* _Aim_:
Check each line of the records for "this"; collect those that have it.

— START —

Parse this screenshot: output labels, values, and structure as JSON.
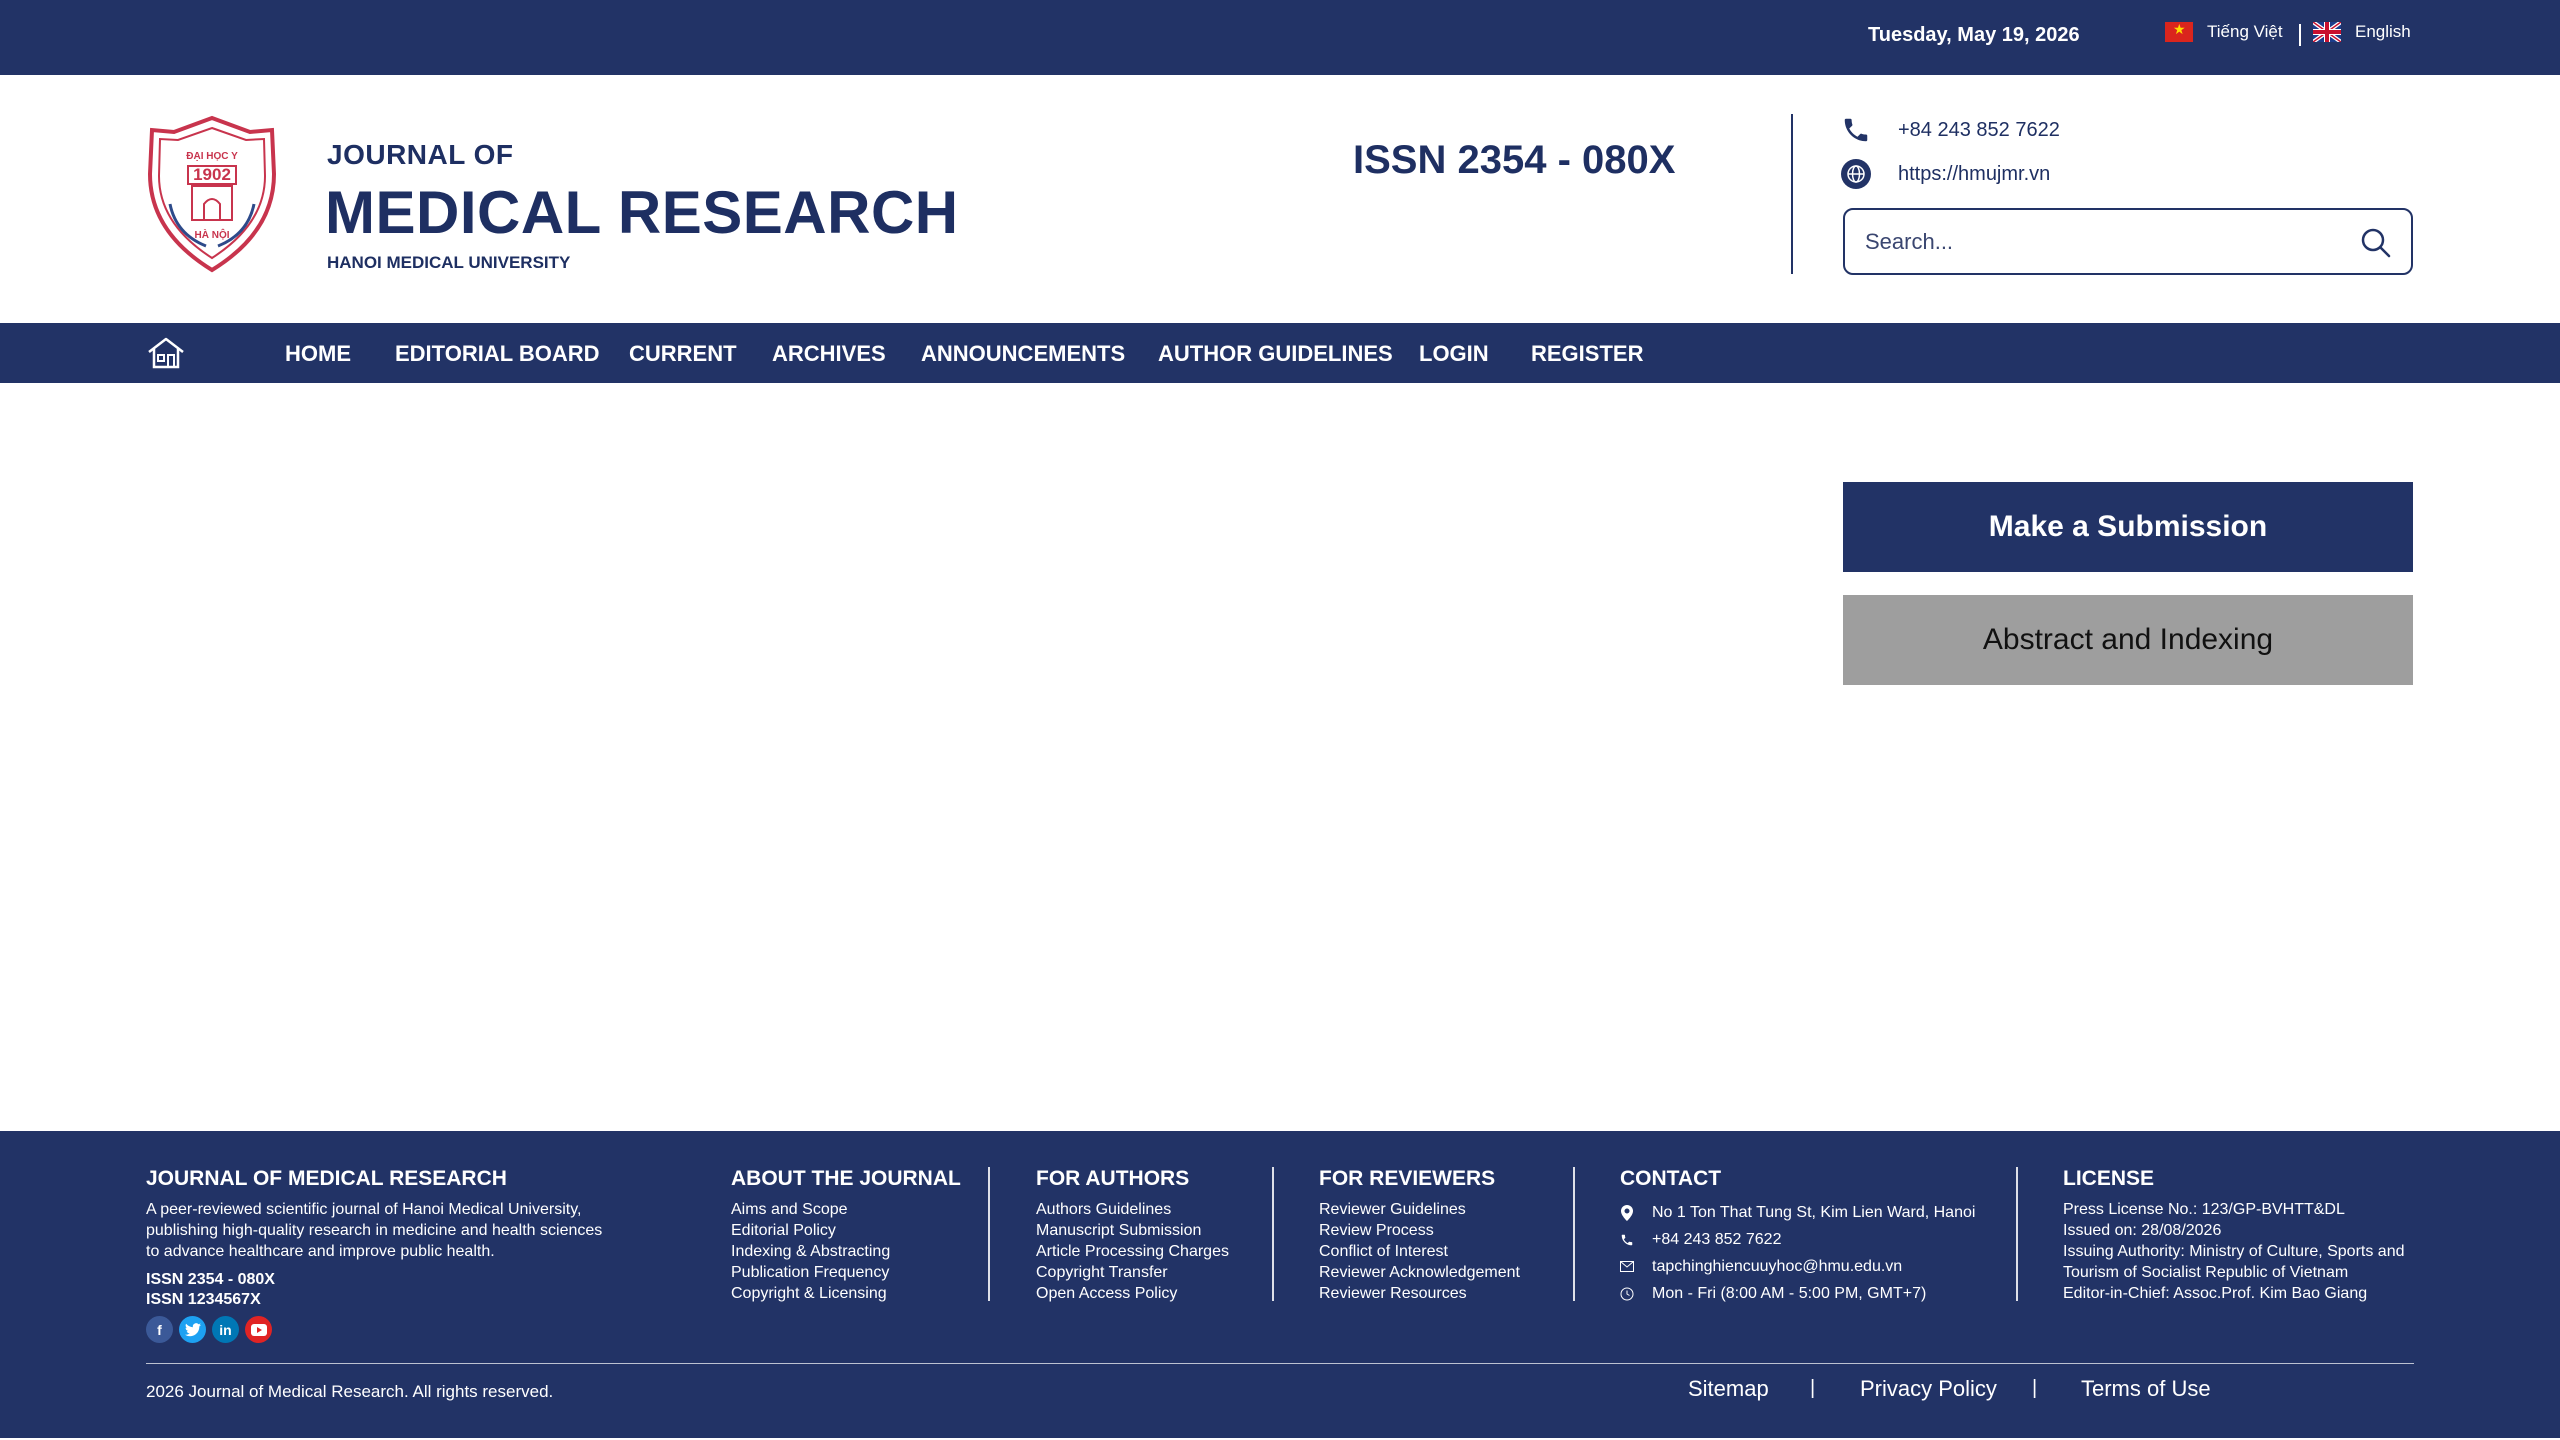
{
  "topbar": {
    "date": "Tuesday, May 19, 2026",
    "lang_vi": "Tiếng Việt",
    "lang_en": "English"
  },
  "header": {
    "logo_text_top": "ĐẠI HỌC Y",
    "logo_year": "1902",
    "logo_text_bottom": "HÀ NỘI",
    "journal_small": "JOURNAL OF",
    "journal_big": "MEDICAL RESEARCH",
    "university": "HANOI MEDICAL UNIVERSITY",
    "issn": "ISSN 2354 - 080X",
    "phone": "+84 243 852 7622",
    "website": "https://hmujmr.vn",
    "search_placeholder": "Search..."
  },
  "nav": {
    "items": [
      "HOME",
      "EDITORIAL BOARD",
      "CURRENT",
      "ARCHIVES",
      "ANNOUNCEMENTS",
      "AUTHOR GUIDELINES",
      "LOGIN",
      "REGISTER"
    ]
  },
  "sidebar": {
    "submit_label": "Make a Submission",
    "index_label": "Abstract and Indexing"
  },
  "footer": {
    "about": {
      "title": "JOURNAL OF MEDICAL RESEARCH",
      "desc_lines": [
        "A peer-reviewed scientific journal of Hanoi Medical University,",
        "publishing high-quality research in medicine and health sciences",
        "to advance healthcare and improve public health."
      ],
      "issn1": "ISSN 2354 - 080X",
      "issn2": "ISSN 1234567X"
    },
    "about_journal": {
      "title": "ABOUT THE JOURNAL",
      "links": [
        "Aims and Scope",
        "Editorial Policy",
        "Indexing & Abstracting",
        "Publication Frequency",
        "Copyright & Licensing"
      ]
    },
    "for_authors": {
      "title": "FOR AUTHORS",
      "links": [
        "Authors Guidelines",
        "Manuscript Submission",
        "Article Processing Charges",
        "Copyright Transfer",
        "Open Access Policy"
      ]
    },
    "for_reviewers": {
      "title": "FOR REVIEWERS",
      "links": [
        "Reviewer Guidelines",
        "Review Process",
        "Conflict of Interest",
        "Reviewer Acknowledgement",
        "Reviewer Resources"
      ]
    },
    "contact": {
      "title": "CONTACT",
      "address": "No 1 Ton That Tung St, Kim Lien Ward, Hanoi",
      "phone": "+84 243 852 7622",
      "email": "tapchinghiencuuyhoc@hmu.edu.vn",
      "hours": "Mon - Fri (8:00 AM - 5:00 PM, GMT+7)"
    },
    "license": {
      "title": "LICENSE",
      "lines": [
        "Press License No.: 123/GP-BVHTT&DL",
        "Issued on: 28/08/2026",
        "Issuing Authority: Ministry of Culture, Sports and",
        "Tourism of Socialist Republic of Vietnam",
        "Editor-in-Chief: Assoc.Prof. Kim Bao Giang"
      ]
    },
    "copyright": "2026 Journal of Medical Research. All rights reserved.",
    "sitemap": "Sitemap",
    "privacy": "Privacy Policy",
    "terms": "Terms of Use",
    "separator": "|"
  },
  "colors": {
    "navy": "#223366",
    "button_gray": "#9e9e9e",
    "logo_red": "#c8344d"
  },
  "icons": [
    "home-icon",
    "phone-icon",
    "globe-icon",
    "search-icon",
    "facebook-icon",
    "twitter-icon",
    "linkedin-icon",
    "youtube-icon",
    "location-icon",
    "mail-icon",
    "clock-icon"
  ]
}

— END —
— START —

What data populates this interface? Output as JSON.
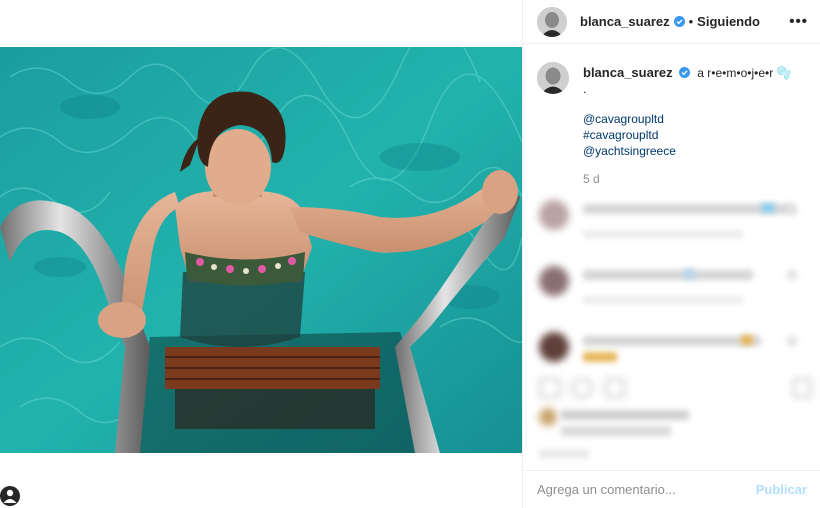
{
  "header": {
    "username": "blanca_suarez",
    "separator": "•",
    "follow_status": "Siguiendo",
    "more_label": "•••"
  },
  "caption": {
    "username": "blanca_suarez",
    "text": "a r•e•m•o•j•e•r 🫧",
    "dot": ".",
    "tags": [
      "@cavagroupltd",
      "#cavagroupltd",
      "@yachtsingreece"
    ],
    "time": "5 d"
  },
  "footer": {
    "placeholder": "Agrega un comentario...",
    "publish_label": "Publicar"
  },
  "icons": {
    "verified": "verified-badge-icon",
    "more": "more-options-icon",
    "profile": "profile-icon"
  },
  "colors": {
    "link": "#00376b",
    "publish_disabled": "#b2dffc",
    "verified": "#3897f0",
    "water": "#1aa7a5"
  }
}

— END —
— START —

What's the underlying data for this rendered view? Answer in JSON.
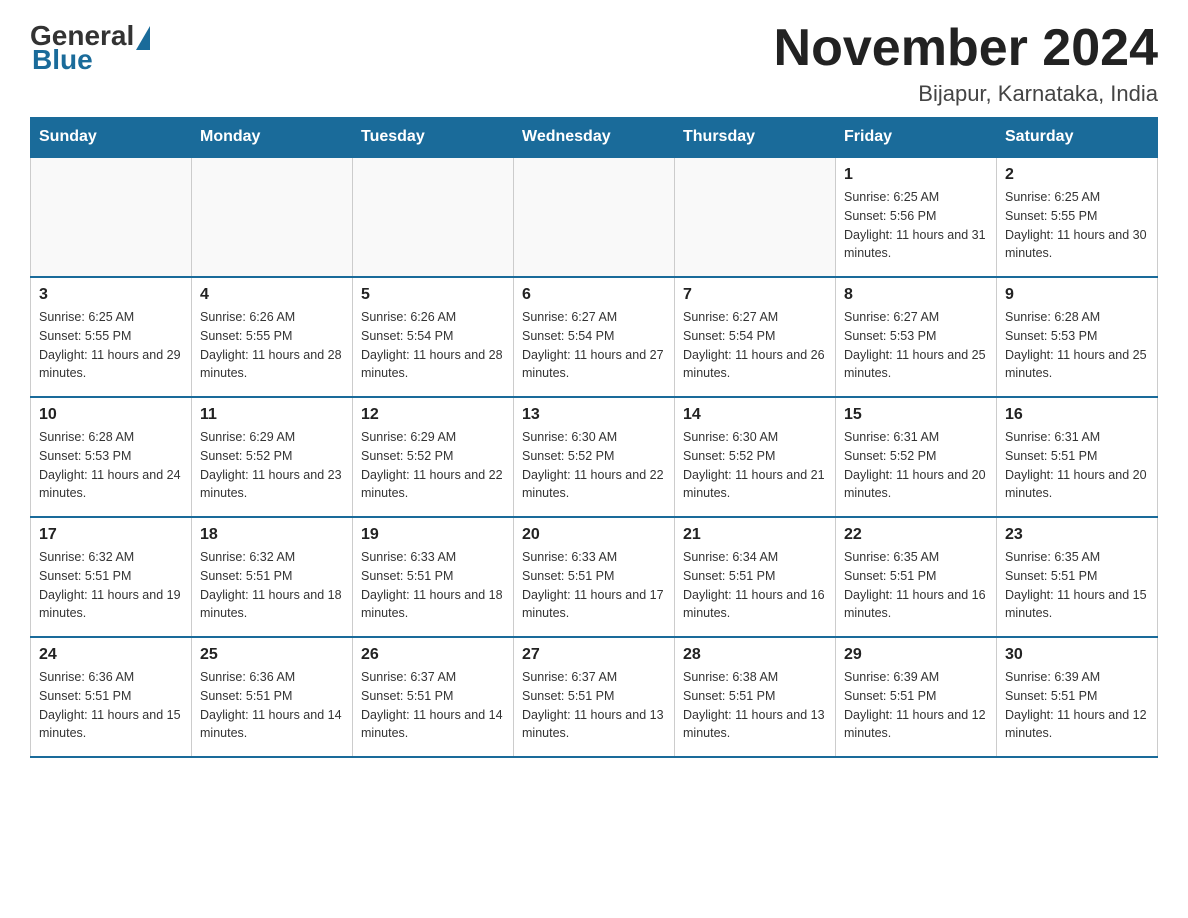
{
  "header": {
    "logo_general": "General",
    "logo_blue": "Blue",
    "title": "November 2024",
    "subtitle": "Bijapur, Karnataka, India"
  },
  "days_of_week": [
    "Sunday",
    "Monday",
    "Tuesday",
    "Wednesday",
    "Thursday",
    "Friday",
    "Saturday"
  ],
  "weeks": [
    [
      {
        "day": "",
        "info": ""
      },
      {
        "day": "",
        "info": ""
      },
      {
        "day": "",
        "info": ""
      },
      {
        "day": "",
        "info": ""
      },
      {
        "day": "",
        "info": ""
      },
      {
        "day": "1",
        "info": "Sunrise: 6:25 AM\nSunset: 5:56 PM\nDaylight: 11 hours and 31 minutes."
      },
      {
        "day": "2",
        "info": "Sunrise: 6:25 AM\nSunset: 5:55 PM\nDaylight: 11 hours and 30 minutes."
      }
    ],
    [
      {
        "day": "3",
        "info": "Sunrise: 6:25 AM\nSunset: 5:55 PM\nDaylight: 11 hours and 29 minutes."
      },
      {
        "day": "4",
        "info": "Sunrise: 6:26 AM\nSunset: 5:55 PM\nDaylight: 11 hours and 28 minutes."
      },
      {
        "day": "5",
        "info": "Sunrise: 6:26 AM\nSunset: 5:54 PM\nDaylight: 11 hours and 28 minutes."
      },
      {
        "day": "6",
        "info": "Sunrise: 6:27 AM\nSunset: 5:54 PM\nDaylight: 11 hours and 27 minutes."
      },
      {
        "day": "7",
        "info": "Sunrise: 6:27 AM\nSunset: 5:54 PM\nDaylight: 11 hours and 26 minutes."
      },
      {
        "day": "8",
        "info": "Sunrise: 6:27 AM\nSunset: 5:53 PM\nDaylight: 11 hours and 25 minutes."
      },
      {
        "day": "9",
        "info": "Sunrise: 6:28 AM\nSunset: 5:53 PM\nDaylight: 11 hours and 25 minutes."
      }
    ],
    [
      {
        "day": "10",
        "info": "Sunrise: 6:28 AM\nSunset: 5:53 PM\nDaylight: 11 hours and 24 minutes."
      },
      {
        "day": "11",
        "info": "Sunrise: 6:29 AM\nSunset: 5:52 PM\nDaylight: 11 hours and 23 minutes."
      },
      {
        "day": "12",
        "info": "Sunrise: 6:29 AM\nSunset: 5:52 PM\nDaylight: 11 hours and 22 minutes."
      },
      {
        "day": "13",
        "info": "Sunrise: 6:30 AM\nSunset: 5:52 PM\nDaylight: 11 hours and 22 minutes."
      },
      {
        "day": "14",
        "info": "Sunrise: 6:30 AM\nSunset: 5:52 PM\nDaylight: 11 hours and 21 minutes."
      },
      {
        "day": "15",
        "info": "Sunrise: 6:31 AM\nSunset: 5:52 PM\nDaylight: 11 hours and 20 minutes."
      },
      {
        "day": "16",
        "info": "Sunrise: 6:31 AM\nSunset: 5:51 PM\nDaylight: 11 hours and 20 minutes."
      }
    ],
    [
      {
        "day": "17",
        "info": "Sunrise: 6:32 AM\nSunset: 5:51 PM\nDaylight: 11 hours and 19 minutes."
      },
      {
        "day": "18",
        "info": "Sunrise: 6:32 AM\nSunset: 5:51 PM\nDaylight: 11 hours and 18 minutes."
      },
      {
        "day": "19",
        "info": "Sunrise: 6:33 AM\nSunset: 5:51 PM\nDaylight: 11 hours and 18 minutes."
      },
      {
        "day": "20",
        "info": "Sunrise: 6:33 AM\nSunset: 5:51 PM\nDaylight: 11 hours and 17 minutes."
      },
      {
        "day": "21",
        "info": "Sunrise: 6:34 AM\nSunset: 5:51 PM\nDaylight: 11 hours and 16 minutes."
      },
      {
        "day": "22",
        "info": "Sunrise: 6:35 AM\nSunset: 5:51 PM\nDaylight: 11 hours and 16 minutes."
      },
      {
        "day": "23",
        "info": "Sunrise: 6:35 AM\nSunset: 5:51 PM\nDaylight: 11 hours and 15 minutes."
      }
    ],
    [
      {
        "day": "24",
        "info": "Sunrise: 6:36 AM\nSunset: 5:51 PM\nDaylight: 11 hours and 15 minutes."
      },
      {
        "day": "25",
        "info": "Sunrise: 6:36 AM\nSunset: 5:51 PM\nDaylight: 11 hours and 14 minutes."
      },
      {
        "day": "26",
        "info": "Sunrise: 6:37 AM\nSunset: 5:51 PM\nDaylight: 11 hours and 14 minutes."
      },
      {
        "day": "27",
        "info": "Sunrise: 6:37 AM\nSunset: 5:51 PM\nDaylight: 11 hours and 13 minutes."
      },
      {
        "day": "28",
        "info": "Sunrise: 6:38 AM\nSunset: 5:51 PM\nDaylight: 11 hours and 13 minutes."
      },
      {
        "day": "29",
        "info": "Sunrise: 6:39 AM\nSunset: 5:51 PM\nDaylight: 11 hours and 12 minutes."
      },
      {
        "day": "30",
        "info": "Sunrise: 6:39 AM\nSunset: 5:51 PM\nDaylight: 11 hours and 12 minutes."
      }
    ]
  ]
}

— END —

* _Expected answer_:
Parse this screenshot: output labels, values, and structure as JSON.
What data populates this interface? Output as JSON.
What's the underlying data for this rendered view? Answer in JSON.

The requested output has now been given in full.